→ Structured figure records:
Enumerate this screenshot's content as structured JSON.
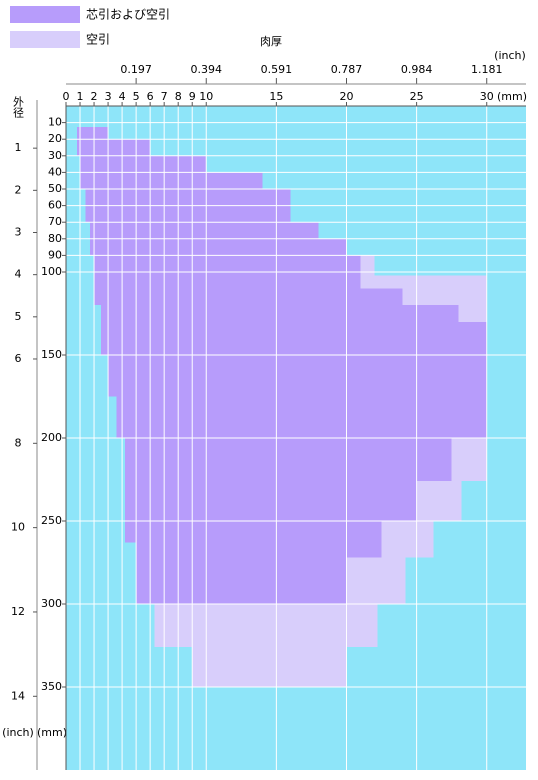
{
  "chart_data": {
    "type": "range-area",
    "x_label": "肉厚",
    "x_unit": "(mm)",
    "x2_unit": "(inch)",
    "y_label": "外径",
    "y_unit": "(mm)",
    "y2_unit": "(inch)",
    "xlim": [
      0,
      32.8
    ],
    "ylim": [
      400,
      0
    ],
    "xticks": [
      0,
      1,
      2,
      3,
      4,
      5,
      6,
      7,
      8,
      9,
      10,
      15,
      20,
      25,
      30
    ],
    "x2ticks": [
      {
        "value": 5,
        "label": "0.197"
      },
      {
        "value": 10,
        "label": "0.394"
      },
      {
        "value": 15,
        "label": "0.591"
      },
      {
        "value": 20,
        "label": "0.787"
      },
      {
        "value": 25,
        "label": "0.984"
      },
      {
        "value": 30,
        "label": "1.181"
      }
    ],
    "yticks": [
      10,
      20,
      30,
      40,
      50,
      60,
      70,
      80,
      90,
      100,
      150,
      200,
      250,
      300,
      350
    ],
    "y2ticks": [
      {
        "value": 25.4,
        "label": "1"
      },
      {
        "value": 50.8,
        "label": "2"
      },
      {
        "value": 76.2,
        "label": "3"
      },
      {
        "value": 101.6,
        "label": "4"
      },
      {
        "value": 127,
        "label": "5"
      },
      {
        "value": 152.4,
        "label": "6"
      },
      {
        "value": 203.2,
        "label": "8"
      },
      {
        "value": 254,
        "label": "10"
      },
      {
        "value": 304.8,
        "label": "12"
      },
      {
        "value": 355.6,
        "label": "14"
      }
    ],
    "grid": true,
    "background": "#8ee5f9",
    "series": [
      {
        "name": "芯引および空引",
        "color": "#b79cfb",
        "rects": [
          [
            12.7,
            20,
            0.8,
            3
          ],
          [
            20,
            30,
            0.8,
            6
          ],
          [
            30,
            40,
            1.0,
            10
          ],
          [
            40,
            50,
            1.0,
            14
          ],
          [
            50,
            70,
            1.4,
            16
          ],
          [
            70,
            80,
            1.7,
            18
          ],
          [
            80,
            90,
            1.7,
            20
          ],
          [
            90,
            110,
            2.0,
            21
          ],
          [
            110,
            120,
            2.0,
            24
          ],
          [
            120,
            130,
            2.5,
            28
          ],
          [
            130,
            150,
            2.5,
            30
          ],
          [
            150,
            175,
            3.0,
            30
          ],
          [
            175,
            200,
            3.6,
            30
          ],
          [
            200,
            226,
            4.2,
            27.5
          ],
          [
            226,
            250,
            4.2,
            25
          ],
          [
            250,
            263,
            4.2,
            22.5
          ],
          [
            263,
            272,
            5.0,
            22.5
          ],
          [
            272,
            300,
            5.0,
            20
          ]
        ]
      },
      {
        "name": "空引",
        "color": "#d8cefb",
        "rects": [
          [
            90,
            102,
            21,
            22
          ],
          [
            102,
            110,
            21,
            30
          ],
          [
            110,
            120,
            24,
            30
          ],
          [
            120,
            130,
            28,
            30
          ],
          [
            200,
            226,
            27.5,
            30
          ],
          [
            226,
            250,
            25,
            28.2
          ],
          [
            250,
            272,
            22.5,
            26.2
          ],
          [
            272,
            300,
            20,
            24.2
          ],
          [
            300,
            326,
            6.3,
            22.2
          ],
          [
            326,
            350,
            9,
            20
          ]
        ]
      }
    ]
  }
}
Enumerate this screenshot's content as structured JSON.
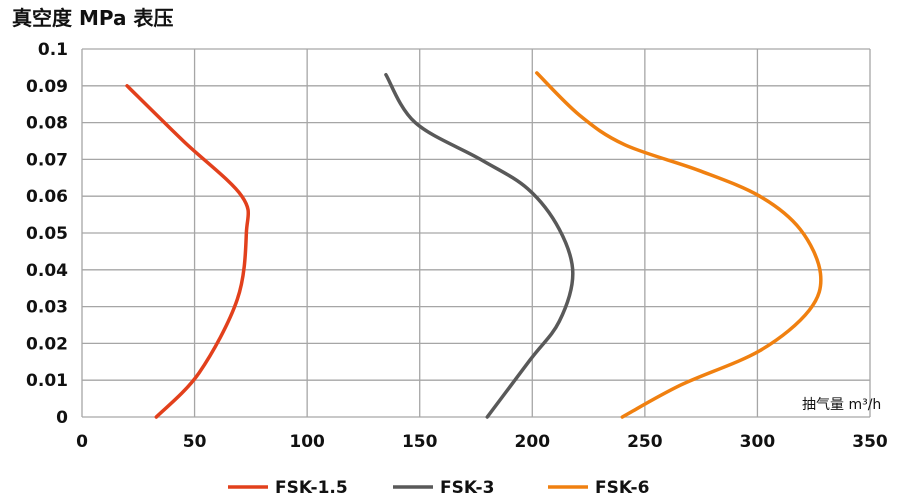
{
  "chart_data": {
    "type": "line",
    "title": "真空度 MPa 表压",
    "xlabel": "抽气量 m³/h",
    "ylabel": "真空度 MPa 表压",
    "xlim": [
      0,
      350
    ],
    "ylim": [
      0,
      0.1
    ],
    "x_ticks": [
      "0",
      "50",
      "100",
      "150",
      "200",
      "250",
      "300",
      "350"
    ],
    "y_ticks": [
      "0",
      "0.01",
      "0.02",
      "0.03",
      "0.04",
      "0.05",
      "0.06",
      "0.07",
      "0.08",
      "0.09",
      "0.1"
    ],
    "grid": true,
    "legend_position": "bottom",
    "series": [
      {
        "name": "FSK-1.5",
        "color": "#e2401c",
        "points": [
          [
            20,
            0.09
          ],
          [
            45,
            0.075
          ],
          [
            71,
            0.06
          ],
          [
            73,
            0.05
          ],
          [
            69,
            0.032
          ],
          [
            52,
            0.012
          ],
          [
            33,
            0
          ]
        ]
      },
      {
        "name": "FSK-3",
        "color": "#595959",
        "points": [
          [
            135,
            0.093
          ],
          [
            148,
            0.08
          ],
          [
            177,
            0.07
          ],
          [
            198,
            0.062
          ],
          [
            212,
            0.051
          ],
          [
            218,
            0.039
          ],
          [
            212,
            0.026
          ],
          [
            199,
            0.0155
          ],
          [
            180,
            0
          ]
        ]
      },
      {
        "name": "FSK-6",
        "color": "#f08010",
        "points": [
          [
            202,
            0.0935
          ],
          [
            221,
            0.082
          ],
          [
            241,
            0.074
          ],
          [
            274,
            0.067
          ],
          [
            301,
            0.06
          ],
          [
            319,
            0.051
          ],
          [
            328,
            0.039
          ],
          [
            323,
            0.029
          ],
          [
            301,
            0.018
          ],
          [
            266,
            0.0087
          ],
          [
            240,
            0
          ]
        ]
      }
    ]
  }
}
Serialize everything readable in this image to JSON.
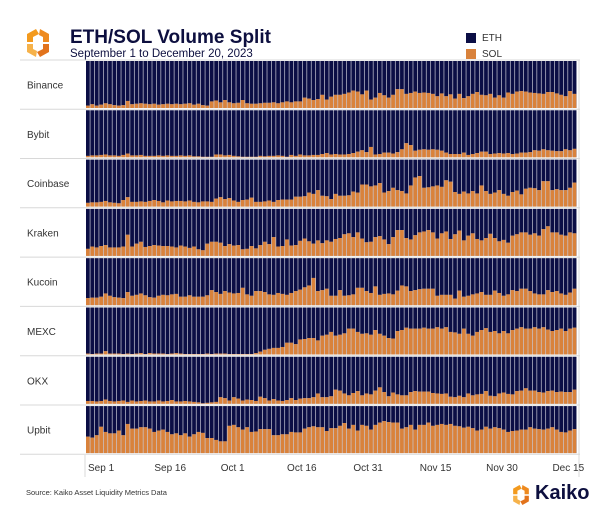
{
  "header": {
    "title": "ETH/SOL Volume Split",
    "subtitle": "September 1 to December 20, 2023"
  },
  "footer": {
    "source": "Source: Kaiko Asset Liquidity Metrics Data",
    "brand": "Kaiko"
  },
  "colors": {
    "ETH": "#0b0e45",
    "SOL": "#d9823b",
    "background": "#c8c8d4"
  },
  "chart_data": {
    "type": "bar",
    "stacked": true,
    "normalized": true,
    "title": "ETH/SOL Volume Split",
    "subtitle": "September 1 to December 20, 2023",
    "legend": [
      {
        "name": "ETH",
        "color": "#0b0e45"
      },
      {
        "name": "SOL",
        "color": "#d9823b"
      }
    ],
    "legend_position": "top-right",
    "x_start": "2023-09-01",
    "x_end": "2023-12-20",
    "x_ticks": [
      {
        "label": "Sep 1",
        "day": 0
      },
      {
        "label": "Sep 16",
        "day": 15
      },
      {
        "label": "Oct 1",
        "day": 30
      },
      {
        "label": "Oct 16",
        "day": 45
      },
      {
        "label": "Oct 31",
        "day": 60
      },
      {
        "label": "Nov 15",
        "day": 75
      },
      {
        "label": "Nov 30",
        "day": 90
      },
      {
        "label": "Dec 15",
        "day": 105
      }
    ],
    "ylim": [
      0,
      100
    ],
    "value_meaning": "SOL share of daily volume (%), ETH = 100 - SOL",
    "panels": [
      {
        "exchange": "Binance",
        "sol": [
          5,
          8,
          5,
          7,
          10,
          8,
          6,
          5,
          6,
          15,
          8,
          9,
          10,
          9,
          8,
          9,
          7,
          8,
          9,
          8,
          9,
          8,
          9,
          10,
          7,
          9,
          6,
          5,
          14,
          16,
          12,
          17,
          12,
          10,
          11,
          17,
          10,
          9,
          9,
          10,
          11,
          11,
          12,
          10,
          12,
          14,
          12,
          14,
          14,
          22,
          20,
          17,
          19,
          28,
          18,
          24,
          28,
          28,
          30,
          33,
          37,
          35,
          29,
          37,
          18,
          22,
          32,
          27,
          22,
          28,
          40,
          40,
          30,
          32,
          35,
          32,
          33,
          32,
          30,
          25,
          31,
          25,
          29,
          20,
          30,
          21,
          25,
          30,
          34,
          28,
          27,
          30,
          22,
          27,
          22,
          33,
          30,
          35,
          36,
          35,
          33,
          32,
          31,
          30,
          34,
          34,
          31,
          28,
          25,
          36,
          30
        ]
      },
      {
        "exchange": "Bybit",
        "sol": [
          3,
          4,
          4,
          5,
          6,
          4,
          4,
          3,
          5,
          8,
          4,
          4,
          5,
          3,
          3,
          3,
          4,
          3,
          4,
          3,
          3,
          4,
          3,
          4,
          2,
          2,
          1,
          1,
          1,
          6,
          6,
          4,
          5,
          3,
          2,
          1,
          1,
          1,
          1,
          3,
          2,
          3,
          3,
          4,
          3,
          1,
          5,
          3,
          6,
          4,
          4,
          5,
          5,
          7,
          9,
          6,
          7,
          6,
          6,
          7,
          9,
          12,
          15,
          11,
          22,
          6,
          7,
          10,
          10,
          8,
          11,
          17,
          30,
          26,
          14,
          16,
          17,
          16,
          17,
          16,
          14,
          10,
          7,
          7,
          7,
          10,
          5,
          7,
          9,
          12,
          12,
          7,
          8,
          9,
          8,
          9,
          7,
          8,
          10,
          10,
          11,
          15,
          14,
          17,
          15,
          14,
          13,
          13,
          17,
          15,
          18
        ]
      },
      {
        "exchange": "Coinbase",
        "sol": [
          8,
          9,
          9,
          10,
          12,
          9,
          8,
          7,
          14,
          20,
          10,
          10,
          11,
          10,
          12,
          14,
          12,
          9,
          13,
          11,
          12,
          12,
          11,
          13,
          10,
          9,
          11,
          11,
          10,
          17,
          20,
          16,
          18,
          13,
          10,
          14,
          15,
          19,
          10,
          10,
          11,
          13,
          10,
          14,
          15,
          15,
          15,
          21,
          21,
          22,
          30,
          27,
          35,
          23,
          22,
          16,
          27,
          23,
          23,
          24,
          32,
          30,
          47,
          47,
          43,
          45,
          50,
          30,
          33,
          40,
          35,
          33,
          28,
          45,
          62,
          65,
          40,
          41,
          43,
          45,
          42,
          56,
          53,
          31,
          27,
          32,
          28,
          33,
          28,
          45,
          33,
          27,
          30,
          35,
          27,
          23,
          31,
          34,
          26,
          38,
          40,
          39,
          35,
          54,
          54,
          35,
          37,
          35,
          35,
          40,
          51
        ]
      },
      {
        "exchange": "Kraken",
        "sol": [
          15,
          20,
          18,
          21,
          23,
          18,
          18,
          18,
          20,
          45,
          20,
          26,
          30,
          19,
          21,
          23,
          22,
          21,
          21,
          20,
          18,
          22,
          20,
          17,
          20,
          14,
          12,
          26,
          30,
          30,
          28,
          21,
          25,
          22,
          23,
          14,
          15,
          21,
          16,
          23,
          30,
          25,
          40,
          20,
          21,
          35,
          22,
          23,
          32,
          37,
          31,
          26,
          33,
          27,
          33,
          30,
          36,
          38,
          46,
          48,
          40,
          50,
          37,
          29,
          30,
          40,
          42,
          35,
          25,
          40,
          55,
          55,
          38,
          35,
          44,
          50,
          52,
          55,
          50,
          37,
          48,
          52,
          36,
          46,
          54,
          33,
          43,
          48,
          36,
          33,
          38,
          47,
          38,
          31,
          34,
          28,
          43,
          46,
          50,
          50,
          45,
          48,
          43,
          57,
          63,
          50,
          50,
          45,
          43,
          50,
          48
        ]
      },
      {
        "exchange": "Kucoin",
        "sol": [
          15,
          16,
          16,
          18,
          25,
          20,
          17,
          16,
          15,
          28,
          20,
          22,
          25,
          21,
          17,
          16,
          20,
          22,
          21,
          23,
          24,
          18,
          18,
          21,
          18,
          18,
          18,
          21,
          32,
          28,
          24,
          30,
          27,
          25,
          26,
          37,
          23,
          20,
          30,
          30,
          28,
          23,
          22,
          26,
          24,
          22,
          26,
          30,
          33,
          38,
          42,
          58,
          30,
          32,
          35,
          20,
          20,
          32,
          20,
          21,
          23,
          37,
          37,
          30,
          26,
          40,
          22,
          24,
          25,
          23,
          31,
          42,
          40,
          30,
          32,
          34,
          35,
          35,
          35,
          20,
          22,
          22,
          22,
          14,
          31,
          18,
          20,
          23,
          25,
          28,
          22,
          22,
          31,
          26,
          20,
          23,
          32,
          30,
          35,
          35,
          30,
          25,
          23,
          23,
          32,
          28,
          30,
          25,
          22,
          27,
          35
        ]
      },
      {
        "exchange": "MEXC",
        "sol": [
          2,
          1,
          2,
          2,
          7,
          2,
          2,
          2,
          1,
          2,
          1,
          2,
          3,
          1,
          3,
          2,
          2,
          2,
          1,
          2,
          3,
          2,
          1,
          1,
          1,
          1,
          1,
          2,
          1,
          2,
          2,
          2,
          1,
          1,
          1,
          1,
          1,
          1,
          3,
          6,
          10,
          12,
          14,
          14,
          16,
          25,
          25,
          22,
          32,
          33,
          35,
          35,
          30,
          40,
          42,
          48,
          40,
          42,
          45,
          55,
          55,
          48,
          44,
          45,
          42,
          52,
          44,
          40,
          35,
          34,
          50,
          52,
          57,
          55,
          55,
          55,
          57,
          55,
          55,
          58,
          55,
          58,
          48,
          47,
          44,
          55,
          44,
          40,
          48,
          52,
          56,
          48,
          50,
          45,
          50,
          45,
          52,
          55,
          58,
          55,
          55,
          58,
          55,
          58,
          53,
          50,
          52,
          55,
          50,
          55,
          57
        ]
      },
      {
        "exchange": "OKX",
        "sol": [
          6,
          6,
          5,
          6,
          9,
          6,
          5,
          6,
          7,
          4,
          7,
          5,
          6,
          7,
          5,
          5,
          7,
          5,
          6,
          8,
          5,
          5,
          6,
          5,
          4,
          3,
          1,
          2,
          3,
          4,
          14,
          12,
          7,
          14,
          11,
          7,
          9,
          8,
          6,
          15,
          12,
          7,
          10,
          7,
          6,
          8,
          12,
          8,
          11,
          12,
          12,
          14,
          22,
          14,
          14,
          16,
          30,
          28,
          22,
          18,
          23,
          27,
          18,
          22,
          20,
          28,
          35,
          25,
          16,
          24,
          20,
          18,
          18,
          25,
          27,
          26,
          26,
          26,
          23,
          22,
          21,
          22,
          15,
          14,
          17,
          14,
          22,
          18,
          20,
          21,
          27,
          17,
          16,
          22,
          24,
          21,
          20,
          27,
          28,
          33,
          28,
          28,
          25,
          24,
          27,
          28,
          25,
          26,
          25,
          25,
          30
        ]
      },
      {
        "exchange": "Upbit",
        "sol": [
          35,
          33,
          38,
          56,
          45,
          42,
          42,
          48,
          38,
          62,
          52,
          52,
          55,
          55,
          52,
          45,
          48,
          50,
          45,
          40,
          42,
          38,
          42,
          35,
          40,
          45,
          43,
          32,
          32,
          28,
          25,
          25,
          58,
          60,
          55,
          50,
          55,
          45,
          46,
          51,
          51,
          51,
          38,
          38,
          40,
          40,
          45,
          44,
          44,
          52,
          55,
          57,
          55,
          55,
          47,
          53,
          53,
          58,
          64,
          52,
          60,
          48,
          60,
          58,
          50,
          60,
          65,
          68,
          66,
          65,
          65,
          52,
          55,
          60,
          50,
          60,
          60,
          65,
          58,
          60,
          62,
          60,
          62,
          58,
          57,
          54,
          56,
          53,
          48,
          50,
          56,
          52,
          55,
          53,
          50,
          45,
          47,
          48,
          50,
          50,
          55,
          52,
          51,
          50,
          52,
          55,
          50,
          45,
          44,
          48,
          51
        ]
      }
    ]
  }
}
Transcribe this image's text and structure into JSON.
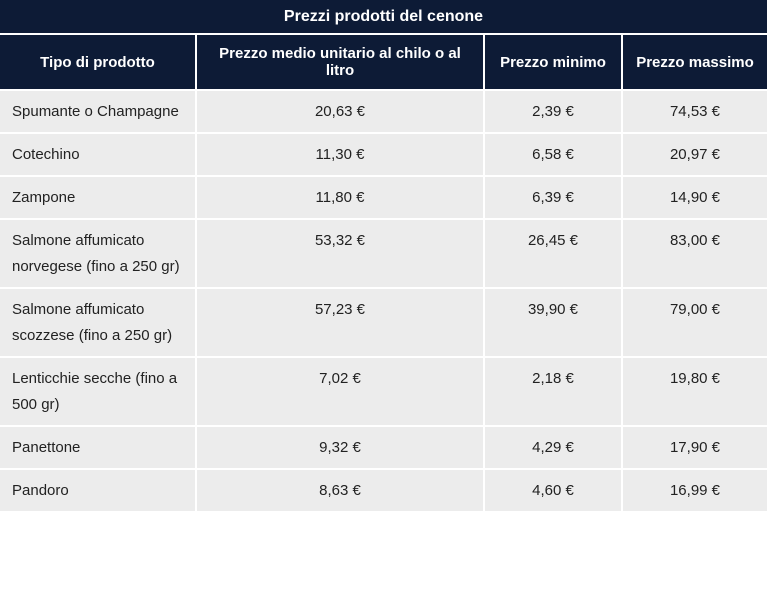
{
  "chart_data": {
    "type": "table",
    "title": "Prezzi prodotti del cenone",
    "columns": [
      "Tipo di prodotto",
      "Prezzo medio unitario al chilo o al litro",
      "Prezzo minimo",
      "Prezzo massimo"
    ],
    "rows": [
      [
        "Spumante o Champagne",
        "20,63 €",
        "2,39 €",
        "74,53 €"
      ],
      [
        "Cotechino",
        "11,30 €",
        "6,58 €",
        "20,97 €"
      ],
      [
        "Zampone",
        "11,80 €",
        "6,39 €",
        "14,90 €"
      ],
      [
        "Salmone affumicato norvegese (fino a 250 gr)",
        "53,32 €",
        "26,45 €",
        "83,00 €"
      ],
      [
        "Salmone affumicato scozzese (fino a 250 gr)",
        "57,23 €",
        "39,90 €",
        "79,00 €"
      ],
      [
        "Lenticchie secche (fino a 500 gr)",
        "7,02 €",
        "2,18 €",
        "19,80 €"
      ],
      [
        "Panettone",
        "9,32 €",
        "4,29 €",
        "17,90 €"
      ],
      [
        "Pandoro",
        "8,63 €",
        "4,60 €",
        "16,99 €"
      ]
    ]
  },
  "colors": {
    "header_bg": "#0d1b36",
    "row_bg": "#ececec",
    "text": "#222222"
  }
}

→ What you will do: Write out, exactly as given, the line containing "Transcribe this image's" and every line after it through the end, with no pictures.

→ Exercise solution:
Transcribe this image's text and structure into JSON.
{
  "chart_data": {
    "type": "table",
    "title": "Prezzi prodotti del cenone",
    "columns": [
      "Tipo di prodotto",
      "Prezzo medio unitario al chilo o al litro",
      "Prezzo minimo",
      "Prezzo massimo"
    ],
    "rows": [
      [
        "Spumante o Champagne",
        "20,63 €",
        "2,39 €",
        "74,53 €"
      ],
      [
        "Cotechino",
        "11,30 €",
        "6,58 €",
        "20,97 €"
      ],
      [
        "Zampone",
        "11,80 €",
        "6,39 €",
        "14,90 €"
      ],
      [
        "Salmone affumicato norvegese (fino a 250 gr)",
        "53,32 €",
        "26,45 €",
        "83,00 €"
      ],
      [
        "Salmone affumicato scozzese (fino a 250 gr)",
        "57,23 €",
        "39,90 €",
        "79,00 €"
      ],
      [
        "Lenticchie secche (fino a 500 gr)",
        "7,02 €",
        "2,18 €",
        "19,80 €"
      ],
      [
        "Panettone",
        "9,32 €",
        "4,29 €",
        "17,90 €"
      ],
      [
        "Pandoro",
        "8,63 €",
        "4,60 €",
        "16,99 €"
      ]
    ]
  },
  "colors": {
    "header_bg": "#0d1b36",
    "row_bg": "#ececec",
    "text": "#222222"
  }
}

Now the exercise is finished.